REQUIRED TASK:
Copy out the entries exactly, from the first line to the last.

___ DATA TO PROCESS ___

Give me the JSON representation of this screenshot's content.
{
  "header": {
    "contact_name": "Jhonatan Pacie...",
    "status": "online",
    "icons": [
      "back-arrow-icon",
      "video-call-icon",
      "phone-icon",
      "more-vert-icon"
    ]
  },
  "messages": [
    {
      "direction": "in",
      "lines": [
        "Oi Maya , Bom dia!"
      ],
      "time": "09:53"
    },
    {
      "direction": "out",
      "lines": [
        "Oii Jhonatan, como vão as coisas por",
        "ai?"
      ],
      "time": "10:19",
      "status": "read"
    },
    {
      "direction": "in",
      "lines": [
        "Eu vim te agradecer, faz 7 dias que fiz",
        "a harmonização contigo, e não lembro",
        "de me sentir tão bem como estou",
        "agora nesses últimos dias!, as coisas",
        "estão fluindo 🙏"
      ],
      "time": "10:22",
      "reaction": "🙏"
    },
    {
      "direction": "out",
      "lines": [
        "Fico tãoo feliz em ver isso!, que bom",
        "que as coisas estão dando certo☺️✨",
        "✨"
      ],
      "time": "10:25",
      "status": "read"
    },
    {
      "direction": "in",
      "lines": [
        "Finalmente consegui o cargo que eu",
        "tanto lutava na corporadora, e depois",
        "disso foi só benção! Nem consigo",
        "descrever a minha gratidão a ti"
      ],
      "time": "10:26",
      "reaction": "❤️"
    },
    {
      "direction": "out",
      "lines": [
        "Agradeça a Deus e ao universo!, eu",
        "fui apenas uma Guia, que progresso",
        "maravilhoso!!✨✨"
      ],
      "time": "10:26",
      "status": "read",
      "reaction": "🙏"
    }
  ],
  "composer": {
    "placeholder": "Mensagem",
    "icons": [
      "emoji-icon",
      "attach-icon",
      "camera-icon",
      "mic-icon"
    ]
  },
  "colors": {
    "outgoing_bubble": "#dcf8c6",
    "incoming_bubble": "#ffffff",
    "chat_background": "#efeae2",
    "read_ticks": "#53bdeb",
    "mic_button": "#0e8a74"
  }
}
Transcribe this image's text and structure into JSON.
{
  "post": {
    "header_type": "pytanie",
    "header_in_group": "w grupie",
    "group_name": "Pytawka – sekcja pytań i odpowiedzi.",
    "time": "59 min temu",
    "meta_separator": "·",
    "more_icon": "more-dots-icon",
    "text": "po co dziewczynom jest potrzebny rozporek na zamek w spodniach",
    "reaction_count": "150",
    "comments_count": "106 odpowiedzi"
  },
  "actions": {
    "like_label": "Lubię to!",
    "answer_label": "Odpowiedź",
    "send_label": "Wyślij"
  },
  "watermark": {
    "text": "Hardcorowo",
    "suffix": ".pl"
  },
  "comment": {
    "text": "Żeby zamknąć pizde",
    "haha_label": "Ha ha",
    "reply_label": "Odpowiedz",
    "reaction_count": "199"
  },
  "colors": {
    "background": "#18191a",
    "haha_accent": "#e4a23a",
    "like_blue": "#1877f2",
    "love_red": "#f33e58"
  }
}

___

SOLUTION FOR THIS TASK:
Give me the JSON representation of this screenshot's content.
{
  "header": {
    "contact_name": "Jhonatan Pacie...",
    "status": "online",
    "icons": [
      "back-arrow-icon",
      "video-call-icon",
      "phone-icon",
      "more-vert-icon"
    ]
  },
  "messages": [
    {
      "direction": "in",
      "lines": [
        "Oi Maya , Bom dia!"
      ],
      "time": "09:53"
    },
    {
      "direction": "out",
      "lines": [
        "Oii Jhonatan, como vão as coisas por",
        "ai?"
      ],
      "time": "10:19",
      "status": "read"
    },
    {
      "direction": "in",
      "lines": [
        "Eu vim te agradecer, faz 7 dias que fiz",
        "a harmonização contigo, e não lembro",
        "de me sentir tão bem como estou",
        "agora nesses últimos dias!, as coisas",
        "estão fluindo 🙏"
      ],
      "time": "10:22",
      "reaction": "🙏"
    },
    {
      "direction": "out",
      "lines": [
        "Fico tãoo feliz em ver isso!, que bom",
        "que as coisas estão dando certo☺️✨",
        "✨"
      ],
      "time": "10:25",
      "status": "read"
    },
    {
      "direction": "in",
      "lines": [
        "Finalmente consegui o cargo que eu",
        "tanto lutava na corporadora, e depois",
        "disso foi só benção! Nem consigo",
        "descrever a minha gratidão a ti"
      ],
      "time": "10:26",
      "reaction": "❤️"
    },
    {
      "direction": "out",
      "lines": [
        "Agradeça a Deus e ao universo!, eu",
        "fui apenas uma Guia, que progresso",
        "maravilhoso!!✨✨"
      ],
      "time": "10:26",
      "status": "read",
      "reaction": "🙏"
    }
  ],
  "composer": {
    "placeholder": "Mensagem",
    "icons": [
      "emoji-icon",
      "attach-icon",
      "camera-icon",
      "mic-icon"
    ]
  },
  "colors": {
    "outgoing_bubble": "#dcf8c6",
    "incoming_bubble": "#ffffff",
    "chat_background": "#efeae2",
    "read_ticks": "#53bdeb",
    "mic_button": "#0e8a74"
  }
}
Transcribe this image's text and structure into JSON.
{
  "post": {
    "header_type": "pytanie",
    "header_in_group": "w grupie",
    "group_name": "Pytawka – sekcja pytań i odpowiedzi.",
    "time": "59 min temu",
    "meta_separator": "·",
    "more_icon": "more-dots-icon",
    "text": "po co dziewczynom jest potrzebny rozporek na zamek w spodniach",
    "reaction_count": "150",
    "comments_count": "106 odpowiedzi"
  },
  "actions": {
    "like_label": "Lubię to!",
    "answer_label": "Odpowiedź",
    "send_label": "Wyślij"
  },
  "watermark": {
    "text": "Hardcorowo",
    "suffix": ".pl"
  },
  "comment": {
    "text": "Żeby zamknąć pizde",
    "haha_label": "Ha ha",
    "reply_label": "Odpowiedz",
    "reaction_count": "199"
  },
  "colors": {
    "background": "#18191a",
    "haha_accent": "#e4a23a",
    "like_blue": "#1877f2",
    "love_red": "#f33e58"
  }
}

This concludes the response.